Records follow. Copy every line with "placeholder".

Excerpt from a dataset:
▼▼▼

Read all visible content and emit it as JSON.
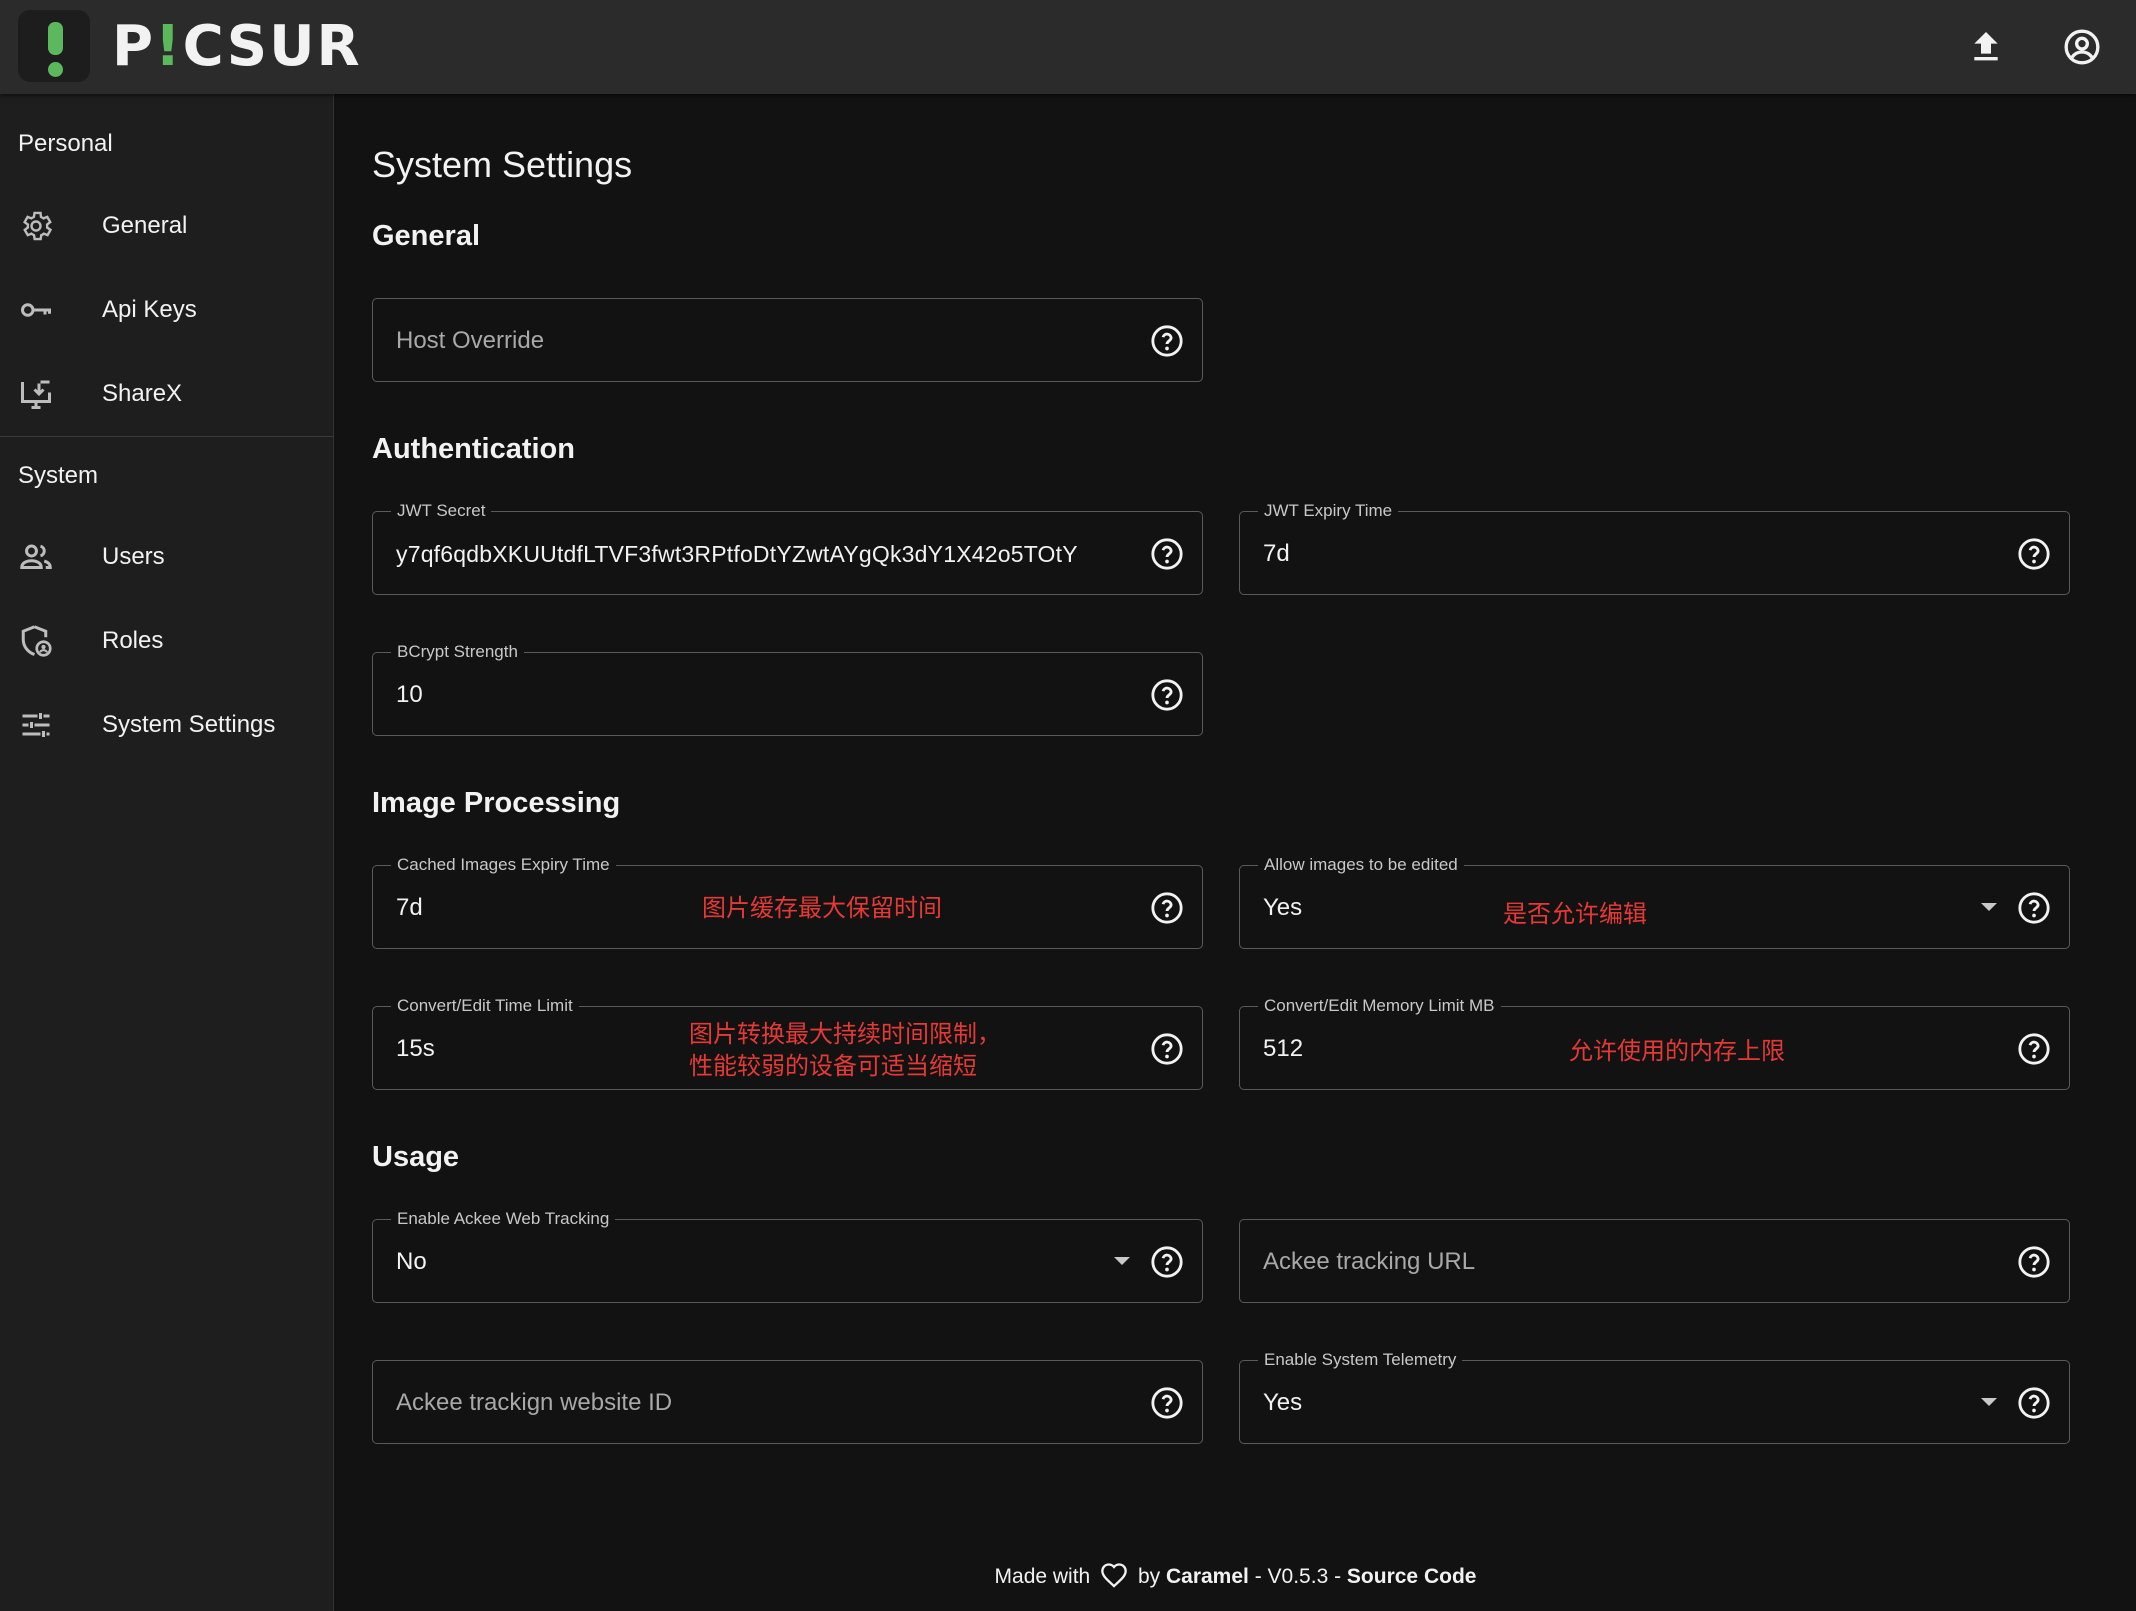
{
  "app": {
    "brand_left": "P",
    "brand_accent": "!",
    "brand_right": "CSUR"
  },
  "sidebar": {
    "personal_title": "Personal",
    "system_title": "System",
    "personal_items": [
      {
        "label": "General",
        "icon": "gear-icon"
      },
      {
        "label": "Api Keys",
        "icon": "key-icon"
      },
      {
        "label": "ShareX",
        "icon": "sharex-download-icon"
      }
    ],
    "system_items": [
      {
        "label": "Users",
        "icon": "users-icon"
      },
      {
        "label": "Roles",
        "icon": "shield-user-icon"
      },
      {
        "label": "System Settings",
        "icon": "tune-sliders-icon"
      }
    ]
  },
  "page": {
    "title": "System Settings",
    "sections": {
      "general": "General",
      "authentication": "Authentication",
      "image_processing": "Image Processing",
      "usage": "Usage"
    }
  },
  "fields": {
    "host_override": {
      "placeholder": "Host Override"
    },
    "jwt_secret": {
      "label": "JWT Secret",
      "value": "y7qf6qdbXKUUtdfLTVF3fwt3RPtfoDtYZwtAYgQk3dY1X42o5TOtY"
    },
    "jwt_expiry": {
      "label": "JWT Expiry Time",
      "value": "7d"
    },
    "bcrypt": {
      "label": "BCrypt Strength",
      "value": "10"
    },
    "cache_expiry": {
      "label": "Cached Images Expiry Time",
      "value": "7d"
    },
    "allow_edit": {
      "label": "Allow images to be edited",
      "value": "Yes"
    },
    "convert_time": {
      "label": "Convert/Edit Time Limit",
      "value": "15s"
    },
    "convert_memory": {
      "label": "Convert/Edit Memory Limit MB",
      "value": "512"
    },
    "ackee_tracking": {
      "label": "Enable Ackee Web Tracking",
      "value": "No"
    },
    "ackee_url": {
      "placeholder": "Ackee tracking URL"
    },
    "ackee_site_id": {
      "placeholder": "Ackee trackign website ID"
    },
    "telemetry": {
      "label": "Enable System Telemetry",
      "value": "Yes"
    }
  },
  "annotations": {
    "cache_expiry": "图片缓存最大保留时间",
    "allow_edit": "是否允许编辑",
    "convert_time_line1": "图片转换最大持续时间限制，",
    "convert_time_line2": "性能较弱的设备可适当缩短",
    "convert_memory": "允许使用的内存上限"
  },
  "footer": {
    "made_with": "Made with",
    "by": "by",
    "author": "Caramel",
    "version": "- V0.5.3 -",
    "source": "Source Code"
  },
  "colors": {
    "accent_green": "#5cb85c",
    "annotation_red": "#e53935",
    "background": "#121212",
    "sidebar": "#1e1e1e",
    "topbar": "#2b2b2b"
  }
}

▲▲▲

Full response »
      "placeholder": "Host Override"
      "placeholder": "Ackee tracking URL"
      "placeholder": "Ackee trackign website ID"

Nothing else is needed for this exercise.